Work required: Search the material for "ffffff" and show all lines that contain it.

Stored records:
|---|
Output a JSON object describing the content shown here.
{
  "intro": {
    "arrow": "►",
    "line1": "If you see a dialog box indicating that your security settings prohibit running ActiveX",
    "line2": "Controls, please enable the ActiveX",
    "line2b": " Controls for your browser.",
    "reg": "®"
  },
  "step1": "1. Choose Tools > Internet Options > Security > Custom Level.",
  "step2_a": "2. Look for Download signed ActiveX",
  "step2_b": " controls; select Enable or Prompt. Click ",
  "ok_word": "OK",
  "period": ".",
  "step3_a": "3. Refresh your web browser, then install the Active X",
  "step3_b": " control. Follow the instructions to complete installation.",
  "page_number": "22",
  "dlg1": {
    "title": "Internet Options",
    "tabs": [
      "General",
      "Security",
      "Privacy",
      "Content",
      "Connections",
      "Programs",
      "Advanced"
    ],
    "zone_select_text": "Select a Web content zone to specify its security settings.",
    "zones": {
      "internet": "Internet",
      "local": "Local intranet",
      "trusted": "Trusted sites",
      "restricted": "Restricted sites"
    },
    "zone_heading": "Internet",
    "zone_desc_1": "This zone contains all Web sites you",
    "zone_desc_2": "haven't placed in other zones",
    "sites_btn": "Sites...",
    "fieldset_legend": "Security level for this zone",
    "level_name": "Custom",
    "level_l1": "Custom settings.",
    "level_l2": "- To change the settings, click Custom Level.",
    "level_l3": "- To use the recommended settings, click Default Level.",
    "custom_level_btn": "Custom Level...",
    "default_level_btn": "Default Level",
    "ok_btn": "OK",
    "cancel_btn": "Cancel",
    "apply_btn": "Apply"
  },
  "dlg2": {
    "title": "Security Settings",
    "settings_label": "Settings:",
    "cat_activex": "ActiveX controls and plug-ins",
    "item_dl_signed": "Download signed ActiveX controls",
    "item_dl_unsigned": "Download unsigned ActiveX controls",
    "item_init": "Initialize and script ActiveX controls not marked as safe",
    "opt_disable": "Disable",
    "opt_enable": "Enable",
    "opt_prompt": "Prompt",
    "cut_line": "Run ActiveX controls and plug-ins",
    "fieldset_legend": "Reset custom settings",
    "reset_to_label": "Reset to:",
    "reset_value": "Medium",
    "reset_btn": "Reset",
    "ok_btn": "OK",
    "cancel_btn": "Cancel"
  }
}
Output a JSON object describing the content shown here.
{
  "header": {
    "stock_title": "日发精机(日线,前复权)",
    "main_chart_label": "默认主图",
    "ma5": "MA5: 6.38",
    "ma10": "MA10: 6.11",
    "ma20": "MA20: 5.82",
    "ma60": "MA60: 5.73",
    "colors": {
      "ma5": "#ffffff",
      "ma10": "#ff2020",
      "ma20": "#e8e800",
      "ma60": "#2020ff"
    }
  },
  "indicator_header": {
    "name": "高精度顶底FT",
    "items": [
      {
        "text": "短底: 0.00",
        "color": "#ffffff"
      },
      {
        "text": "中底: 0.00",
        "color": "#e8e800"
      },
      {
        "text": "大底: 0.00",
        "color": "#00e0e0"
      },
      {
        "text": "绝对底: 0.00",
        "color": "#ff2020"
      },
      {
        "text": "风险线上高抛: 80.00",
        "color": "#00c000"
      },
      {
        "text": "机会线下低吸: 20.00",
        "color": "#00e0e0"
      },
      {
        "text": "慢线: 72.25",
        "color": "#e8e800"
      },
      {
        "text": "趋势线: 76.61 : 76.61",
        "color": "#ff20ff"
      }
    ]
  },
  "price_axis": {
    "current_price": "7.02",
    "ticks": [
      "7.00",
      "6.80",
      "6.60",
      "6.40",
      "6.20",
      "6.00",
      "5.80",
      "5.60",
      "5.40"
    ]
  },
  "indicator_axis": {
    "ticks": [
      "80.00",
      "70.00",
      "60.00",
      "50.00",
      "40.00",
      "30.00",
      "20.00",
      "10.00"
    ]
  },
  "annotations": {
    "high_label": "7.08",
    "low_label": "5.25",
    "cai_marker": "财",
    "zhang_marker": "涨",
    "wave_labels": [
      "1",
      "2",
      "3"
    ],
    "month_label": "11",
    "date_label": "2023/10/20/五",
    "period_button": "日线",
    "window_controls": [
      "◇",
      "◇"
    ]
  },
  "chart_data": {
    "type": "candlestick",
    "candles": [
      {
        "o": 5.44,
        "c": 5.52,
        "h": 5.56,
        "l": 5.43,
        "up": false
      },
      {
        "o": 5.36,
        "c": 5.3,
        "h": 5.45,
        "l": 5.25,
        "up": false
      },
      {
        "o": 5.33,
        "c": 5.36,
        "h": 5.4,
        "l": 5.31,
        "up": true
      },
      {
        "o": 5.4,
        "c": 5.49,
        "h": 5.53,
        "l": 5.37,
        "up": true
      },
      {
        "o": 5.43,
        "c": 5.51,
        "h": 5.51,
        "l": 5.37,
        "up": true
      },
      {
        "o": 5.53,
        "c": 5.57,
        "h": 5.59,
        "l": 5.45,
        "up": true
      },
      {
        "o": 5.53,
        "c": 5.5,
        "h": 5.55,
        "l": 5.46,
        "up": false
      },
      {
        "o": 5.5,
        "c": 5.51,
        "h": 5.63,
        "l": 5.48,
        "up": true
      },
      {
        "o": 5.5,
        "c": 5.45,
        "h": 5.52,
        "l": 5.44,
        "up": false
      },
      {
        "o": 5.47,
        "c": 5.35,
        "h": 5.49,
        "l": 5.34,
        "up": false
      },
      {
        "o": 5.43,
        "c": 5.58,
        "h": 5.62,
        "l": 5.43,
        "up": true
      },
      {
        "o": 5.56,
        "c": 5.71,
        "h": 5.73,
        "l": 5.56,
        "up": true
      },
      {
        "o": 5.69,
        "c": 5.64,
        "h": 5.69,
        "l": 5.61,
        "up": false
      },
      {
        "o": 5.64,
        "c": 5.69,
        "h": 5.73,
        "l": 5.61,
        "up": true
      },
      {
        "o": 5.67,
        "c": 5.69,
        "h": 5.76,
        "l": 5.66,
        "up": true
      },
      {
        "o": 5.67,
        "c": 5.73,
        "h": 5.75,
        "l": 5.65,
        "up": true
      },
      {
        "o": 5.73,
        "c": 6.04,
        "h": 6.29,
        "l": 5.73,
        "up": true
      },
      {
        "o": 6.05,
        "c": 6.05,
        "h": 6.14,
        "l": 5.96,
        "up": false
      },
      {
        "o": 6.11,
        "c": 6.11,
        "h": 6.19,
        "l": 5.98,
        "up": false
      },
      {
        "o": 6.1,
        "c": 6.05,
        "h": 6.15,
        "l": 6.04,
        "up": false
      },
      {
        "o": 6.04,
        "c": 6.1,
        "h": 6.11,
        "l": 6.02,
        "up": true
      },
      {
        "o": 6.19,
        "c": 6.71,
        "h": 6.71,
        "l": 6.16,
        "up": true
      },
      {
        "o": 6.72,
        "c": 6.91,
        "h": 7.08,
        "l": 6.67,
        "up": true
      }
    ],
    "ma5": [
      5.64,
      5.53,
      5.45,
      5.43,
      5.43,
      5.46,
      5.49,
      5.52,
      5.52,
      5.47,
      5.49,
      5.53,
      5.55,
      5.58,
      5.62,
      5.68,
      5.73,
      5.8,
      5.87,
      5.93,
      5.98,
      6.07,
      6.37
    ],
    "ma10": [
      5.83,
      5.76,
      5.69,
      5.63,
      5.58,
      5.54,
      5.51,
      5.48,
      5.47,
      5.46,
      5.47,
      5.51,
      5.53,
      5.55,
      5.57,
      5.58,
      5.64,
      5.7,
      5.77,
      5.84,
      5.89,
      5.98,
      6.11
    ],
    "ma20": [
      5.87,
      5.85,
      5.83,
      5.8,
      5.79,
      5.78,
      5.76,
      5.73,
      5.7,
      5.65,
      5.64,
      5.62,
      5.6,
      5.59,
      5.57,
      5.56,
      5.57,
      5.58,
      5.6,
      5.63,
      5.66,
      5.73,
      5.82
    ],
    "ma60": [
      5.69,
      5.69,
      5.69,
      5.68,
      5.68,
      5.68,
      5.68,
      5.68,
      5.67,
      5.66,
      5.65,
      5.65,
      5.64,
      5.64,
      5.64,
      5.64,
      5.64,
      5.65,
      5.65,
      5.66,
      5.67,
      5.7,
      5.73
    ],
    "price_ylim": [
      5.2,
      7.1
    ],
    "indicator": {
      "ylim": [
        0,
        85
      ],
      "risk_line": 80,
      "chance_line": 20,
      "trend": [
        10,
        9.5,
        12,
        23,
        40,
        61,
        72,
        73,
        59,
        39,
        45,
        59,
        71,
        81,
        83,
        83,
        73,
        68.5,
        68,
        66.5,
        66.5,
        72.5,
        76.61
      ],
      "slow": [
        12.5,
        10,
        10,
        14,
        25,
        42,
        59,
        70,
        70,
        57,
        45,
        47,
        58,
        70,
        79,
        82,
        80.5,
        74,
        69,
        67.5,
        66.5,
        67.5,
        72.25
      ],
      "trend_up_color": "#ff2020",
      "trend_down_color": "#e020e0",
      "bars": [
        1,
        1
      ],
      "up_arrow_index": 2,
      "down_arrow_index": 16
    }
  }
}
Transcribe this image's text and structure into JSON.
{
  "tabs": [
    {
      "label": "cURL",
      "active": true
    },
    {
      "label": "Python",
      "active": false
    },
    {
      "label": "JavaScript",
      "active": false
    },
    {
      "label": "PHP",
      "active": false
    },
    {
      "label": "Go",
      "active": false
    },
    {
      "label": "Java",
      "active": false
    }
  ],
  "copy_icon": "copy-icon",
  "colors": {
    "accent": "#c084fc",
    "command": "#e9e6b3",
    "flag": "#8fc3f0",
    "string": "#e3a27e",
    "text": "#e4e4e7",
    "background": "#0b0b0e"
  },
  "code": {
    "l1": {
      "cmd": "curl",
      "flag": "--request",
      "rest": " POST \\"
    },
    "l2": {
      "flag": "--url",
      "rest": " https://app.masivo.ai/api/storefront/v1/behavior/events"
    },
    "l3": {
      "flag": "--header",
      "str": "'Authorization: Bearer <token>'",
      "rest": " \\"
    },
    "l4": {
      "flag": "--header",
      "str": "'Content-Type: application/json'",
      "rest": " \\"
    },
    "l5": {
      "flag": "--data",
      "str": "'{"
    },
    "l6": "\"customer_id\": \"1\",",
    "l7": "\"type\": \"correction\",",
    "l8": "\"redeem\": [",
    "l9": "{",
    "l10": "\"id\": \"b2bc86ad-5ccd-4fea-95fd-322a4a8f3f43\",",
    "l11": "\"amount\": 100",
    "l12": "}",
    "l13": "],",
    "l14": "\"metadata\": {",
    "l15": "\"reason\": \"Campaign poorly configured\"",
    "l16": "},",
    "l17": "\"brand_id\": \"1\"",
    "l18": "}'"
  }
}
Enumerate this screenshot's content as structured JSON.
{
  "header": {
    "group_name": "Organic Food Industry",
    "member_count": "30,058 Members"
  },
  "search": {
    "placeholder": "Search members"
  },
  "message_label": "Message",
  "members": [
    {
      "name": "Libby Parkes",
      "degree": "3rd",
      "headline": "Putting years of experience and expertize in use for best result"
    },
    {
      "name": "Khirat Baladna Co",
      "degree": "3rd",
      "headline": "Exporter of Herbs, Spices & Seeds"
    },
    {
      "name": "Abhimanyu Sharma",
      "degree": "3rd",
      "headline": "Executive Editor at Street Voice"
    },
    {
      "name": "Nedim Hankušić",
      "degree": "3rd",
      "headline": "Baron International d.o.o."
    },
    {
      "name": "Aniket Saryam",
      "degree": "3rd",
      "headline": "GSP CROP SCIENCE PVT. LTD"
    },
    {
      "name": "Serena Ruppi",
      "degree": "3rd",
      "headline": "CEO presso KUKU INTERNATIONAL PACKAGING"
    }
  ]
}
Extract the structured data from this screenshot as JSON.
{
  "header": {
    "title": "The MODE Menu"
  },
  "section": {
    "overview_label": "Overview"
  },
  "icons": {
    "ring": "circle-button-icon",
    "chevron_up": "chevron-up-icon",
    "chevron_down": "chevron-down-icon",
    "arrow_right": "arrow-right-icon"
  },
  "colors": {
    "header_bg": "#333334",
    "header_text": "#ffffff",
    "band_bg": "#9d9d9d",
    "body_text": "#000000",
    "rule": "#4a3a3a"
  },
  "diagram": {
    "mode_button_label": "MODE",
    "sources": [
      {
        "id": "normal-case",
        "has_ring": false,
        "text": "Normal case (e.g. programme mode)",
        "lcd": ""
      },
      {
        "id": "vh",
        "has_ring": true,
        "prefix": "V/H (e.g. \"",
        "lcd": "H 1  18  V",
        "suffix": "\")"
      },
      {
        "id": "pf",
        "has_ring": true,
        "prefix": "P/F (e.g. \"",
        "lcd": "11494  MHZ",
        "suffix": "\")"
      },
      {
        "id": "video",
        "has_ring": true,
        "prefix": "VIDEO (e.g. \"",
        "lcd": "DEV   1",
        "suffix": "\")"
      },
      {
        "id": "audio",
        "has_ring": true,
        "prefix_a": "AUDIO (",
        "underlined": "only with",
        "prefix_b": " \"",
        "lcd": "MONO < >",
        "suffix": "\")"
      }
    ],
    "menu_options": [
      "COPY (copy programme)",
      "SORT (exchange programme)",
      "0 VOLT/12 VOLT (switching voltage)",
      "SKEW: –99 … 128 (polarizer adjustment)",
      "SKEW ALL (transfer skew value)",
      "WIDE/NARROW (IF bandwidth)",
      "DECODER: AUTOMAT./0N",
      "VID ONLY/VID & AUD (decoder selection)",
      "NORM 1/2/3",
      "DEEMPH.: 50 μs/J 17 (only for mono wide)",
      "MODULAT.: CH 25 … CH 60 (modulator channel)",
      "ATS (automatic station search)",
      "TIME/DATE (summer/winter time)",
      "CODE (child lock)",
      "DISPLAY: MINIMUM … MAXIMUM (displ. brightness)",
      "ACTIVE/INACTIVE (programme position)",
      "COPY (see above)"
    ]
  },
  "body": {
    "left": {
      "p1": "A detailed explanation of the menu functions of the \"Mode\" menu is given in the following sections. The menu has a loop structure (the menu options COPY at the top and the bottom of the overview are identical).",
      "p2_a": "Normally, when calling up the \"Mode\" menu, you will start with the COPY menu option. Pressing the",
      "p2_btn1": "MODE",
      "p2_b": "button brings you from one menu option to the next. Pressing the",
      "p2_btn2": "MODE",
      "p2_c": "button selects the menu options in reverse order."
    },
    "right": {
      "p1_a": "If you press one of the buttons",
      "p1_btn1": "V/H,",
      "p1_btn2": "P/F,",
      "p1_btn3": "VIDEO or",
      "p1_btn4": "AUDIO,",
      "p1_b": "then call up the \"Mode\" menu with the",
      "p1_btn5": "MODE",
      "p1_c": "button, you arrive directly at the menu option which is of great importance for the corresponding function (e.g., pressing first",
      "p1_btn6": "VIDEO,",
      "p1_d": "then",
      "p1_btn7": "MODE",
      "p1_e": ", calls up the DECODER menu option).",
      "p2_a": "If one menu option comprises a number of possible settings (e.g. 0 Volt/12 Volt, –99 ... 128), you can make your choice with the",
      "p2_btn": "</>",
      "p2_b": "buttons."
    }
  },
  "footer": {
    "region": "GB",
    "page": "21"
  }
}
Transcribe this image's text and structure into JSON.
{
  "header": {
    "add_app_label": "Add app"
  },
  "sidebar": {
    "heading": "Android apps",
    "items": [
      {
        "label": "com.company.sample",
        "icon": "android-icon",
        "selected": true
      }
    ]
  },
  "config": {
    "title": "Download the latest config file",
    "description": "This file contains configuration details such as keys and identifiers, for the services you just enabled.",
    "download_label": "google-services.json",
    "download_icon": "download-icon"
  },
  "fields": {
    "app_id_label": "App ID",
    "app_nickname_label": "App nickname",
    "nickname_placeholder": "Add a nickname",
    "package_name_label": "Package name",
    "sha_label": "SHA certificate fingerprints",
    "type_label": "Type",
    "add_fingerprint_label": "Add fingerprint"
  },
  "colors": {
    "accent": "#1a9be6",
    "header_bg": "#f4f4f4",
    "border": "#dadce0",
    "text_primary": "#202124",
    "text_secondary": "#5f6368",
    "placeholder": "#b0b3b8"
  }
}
|---|
Task answer:
      "ma5": "#ffffff",
        "color": "#ffffff"
    "header_text": "#ffffff",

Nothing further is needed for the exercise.